• Given instruction
In the records that follow, locate every line with "label" and extract it.

• Material shown
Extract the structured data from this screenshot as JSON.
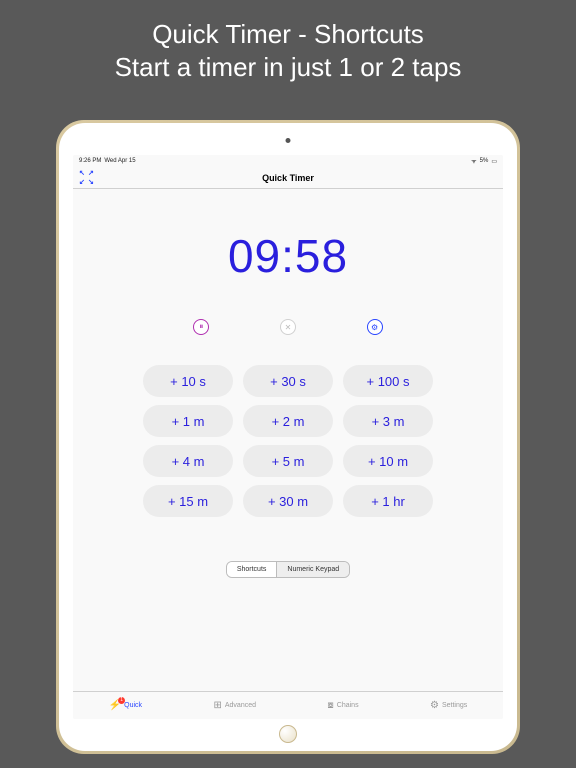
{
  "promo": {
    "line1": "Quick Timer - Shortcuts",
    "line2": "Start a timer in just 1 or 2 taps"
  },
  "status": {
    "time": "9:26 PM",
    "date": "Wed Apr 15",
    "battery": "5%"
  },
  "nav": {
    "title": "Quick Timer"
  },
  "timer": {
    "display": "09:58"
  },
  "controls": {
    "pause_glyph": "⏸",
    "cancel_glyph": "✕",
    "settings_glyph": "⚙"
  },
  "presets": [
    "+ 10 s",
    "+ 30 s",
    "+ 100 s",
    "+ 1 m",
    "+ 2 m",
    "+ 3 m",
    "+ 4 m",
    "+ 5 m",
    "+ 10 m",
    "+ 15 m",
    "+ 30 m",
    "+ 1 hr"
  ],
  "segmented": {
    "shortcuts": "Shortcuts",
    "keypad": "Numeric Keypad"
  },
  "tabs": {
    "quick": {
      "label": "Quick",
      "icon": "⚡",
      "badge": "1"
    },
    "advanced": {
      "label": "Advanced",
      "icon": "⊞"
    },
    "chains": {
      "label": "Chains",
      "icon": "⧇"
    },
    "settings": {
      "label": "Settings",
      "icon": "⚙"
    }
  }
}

• Task output
      "label": "Quick",
      "label": "Advanced",
      "label": "Chains",
      "label": "Settings",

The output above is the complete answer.